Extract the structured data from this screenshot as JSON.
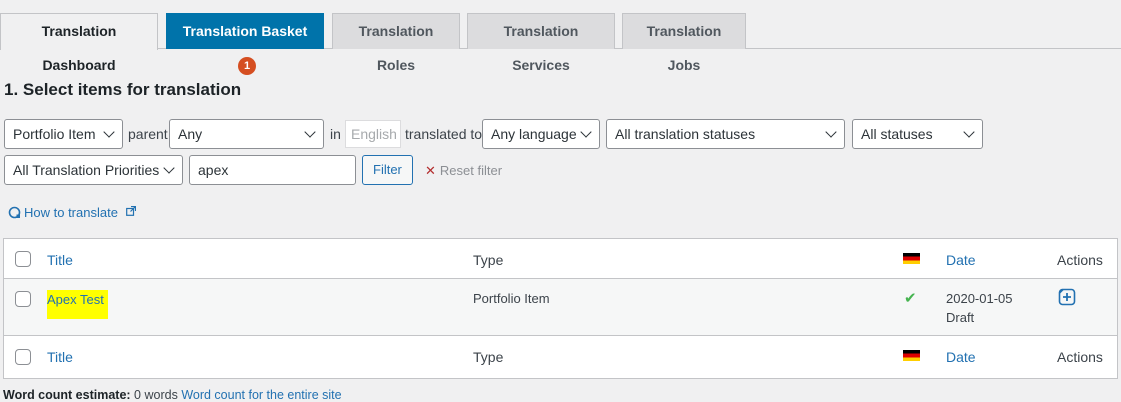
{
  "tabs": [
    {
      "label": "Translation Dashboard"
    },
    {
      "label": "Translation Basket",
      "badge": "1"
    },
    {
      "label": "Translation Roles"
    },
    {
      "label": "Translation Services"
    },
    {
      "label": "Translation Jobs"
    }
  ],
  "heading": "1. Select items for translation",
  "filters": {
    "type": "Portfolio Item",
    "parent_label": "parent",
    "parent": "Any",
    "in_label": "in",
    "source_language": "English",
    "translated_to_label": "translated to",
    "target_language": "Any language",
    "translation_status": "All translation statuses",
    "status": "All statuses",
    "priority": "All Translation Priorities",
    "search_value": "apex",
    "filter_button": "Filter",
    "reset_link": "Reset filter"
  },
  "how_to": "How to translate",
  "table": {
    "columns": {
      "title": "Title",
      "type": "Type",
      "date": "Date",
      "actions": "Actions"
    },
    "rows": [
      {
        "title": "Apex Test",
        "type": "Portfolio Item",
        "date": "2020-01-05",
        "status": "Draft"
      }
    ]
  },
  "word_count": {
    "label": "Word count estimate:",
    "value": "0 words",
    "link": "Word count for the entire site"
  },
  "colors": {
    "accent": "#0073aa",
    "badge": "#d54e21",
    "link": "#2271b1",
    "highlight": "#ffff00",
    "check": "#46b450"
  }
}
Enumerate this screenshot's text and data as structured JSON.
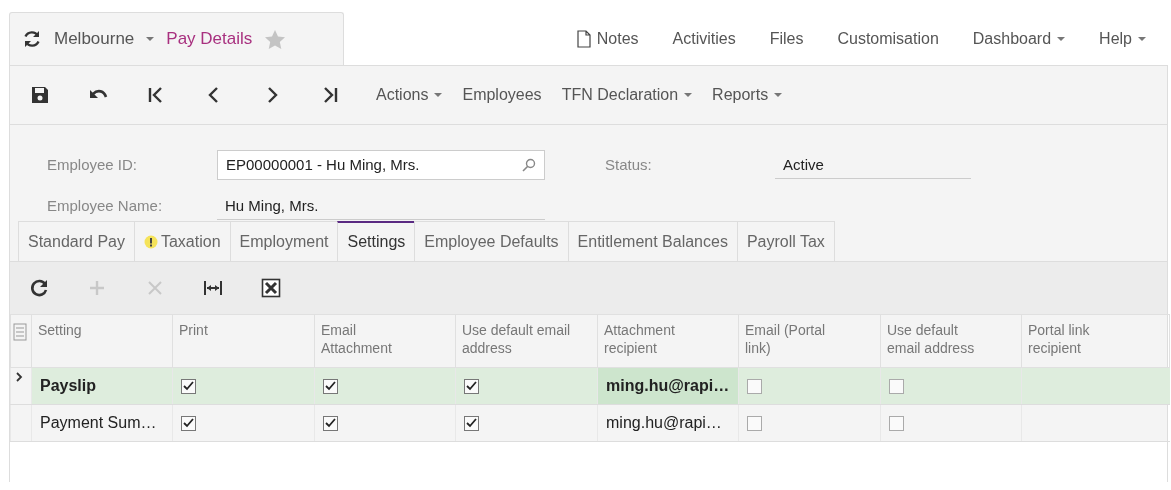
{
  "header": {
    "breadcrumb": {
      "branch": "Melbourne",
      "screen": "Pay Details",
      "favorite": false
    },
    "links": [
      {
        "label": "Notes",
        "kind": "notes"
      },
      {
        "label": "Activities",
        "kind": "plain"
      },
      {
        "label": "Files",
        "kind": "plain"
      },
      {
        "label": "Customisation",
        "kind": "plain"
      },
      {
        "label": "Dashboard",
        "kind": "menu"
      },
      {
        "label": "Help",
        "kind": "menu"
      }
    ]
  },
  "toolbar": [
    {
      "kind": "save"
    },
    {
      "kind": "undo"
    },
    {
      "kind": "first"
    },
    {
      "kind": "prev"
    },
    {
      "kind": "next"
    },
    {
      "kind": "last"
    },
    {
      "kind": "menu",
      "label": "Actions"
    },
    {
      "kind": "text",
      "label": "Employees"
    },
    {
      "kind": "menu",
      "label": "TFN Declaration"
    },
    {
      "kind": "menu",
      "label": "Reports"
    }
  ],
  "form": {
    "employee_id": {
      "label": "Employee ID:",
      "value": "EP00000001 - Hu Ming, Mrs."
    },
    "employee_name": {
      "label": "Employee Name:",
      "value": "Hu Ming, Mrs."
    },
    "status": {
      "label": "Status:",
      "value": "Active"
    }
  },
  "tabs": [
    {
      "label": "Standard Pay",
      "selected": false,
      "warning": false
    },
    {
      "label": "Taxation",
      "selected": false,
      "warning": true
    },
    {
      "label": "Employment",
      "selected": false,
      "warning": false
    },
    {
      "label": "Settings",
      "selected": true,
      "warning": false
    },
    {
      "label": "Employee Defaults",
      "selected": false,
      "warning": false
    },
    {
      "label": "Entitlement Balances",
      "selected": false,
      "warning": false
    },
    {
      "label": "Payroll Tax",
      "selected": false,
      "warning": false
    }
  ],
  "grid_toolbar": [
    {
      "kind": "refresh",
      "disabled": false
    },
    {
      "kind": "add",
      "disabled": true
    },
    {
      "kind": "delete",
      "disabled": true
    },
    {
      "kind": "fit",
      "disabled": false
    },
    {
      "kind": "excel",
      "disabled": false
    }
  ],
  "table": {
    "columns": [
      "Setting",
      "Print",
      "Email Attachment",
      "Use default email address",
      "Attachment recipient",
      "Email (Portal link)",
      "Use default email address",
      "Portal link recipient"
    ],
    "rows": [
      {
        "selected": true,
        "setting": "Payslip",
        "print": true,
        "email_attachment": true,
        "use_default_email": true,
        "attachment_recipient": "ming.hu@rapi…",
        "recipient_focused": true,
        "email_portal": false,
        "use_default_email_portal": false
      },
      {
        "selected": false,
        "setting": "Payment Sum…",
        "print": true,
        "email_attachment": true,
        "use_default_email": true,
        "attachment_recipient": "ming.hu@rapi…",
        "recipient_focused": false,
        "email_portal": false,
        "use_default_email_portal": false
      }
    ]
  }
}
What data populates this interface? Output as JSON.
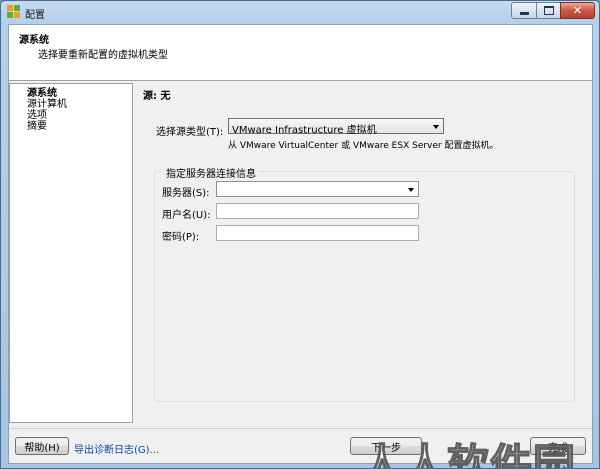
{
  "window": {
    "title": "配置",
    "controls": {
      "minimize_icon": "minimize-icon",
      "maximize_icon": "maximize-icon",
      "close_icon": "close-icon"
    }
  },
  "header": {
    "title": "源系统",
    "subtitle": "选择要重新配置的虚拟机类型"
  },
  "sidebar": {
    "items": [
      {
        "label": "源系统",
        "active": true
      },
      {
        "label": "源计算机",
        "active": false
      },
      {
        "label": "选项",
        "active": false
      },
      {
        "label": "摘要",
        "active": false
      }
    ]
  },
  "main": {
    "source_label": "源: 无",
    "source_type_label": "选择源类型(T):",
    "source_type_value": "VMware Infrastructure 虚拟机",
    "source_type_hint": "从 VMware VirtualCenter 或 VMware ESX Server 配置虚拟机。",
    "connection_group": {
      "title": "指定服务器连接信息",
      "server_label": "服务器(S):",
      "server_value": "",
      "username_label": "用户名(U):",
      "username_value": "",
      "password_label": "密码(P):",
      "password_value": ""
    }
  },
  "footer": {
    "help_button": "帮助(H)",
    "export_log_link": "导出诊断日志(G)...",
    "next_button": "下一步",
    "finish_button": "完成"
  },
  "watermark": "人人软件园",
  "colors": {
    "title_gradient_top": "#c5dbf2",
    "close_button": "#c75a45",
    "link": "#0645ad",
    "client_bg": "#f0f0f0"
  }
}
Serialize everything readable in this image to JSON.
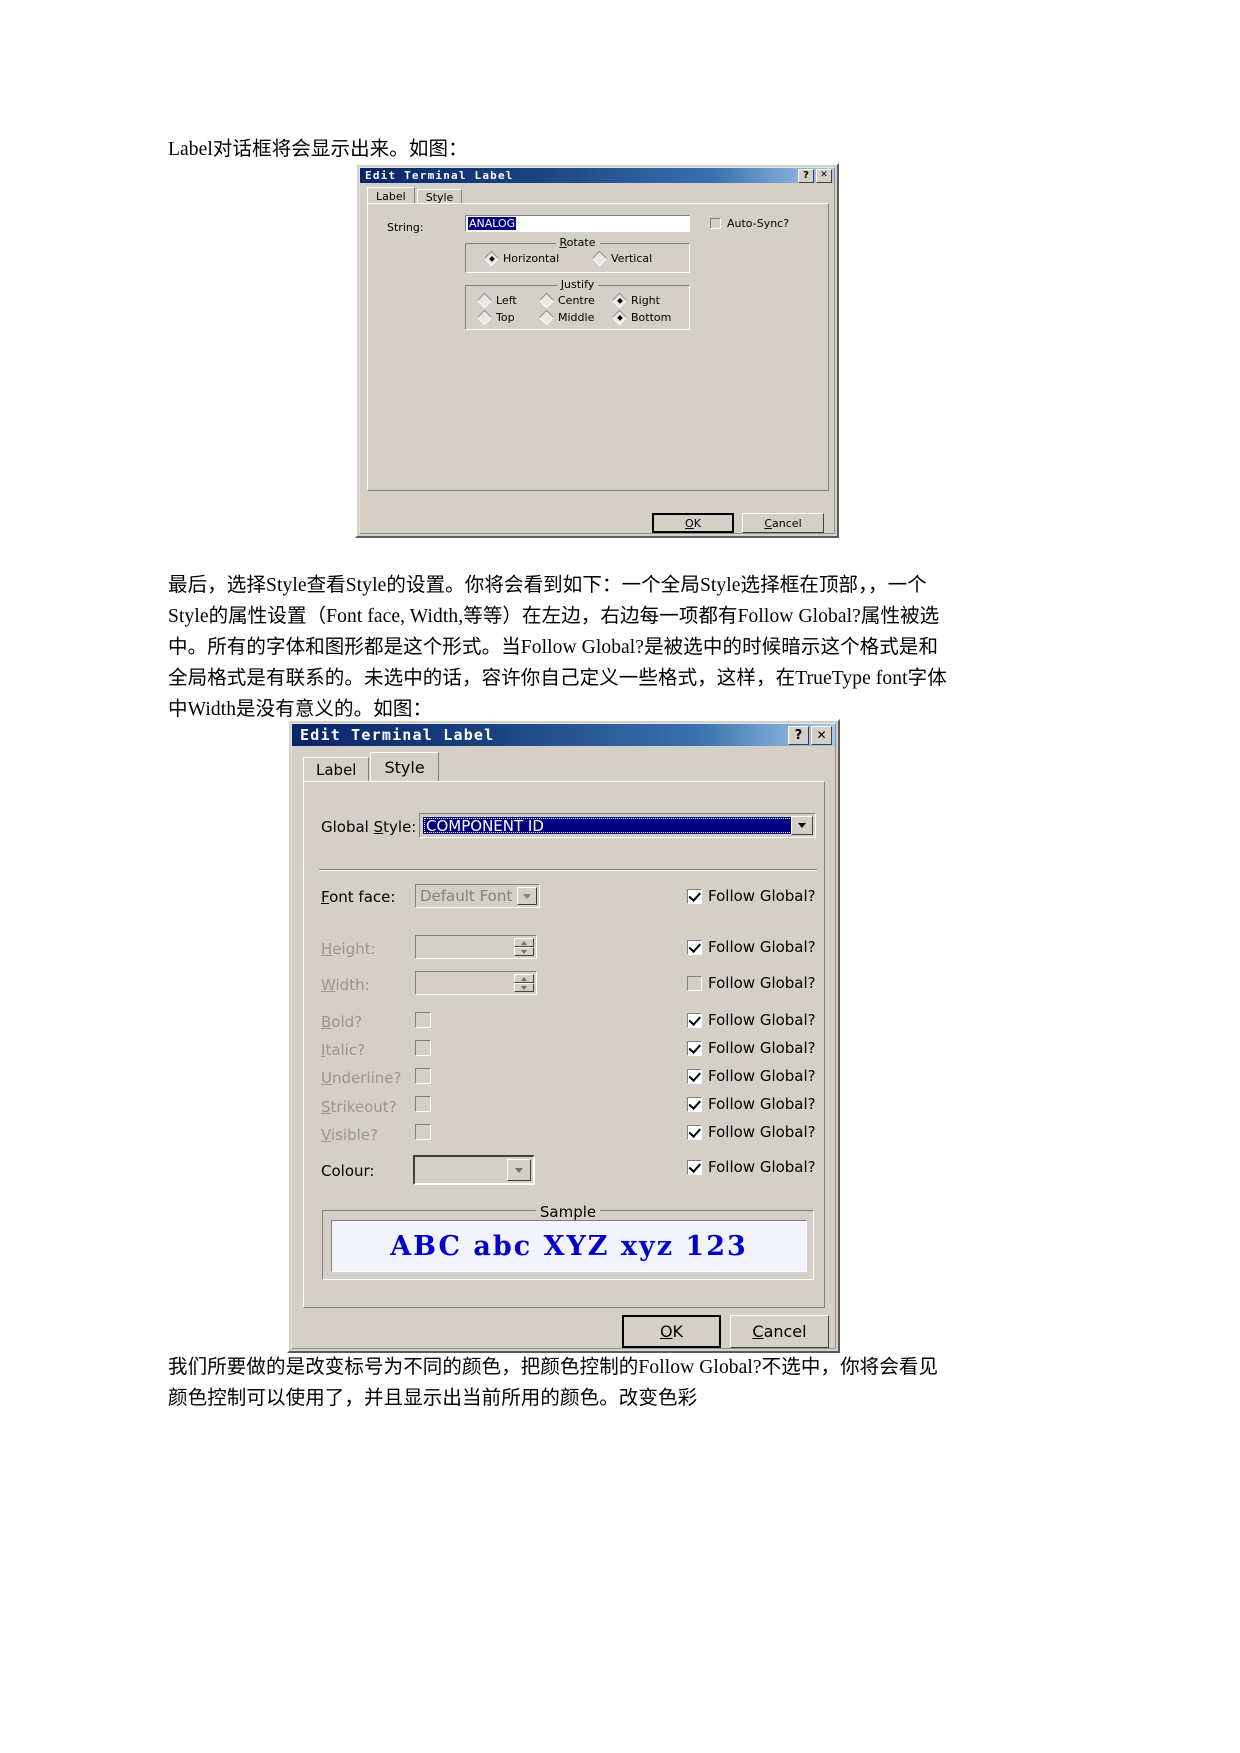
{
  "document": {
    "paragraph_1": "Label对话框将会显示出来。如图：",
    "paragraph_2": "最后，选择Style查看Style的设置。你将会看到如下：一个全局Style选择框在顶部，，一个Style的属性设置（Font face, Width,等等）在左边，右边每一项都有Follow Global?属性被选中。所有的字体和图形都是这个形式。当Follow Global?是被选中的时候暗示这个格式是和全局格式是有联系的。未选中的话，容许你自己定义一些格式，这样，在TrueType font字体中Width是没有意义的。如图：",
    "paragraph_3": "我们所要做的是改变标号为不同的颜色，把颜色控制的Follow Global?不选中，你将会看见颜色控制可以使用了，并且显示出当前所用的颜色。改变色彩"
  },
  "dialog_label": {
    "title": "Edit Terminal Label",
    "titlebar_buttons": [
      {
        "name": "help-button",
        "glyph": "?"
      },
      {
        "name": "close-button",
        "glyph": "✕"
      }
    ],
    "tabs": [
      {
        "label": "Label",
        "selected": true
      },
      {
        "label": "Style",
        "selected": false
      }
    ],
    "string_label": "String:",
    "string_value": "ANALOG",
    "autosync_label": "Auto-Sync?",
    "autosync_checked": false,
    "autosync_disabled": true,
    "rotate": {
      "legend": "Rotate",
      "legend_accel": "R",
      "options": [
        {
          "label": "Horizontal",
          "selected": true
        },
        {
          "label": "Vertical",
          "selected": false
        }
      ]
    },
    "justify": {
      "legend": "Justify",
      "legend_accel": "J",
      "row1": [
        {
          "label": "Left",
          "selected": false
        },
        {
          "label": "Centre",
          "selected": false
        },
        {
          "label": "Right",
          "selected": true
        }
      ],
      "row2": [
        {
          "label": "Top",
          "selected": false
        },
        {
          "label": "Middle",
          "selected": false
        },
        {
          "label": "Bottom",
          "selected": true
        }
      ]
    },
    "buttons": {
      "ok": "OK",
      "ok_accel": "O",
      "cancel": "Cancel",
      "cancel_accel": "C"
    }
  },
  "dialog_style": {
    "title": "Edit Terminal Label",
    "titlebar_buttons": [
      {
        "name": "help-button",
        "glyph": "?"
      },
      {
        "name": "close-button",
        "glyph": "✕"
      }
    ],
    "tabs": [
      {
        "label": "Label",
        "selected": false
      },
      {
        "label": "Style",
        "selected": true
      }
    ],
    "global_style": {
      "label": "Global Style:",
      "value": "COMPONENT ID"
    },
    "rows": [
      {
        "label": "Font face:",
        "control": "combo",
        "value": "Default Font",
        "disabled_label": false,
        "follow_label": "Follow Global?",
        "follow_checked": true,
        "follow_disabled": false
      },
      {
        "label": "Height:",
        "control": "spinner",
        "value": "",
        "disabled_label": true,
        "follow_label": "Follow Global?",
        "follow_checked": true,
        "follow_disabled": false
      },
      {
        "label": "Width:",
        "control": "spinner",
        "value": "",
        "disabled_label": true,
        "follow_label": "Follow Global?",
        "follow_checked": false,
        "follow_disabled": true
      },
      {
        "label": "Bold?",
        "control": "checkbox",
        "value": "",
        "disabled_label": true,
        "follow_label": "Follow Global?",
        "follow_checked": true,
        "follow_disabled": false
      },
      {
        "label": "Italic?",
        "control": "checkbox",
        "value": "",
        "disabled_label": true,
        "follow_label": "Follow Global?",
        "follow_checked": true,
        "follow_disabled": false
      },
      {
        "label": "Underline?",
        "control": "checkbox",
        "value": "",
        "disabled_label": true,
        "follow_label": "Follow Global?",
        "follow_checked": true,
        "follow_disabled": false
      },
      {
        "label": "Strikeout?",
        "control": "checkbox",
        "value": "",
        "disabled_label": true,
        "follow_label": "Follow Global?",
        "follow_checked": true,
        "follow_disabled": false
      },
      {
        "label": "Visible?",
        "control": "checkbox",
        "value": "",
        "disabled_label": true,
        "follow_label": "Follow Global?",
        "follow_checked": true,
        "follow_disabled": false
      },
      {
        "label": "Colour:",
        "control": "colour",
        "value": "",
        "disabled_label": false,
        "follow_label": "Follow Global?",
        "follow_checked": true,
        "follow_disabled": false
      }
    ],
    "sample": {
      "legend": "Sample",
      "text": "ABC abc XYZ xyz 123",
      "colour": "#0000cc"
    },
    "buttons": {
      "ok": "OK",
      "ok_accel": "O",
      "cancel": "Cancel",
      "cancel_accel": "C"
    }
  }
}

* [The request] Copy out every line with the word "Portfolio".

* [Result of the exercise]
    "type": "Portfolio Item",
        "type": "Portfolio Item",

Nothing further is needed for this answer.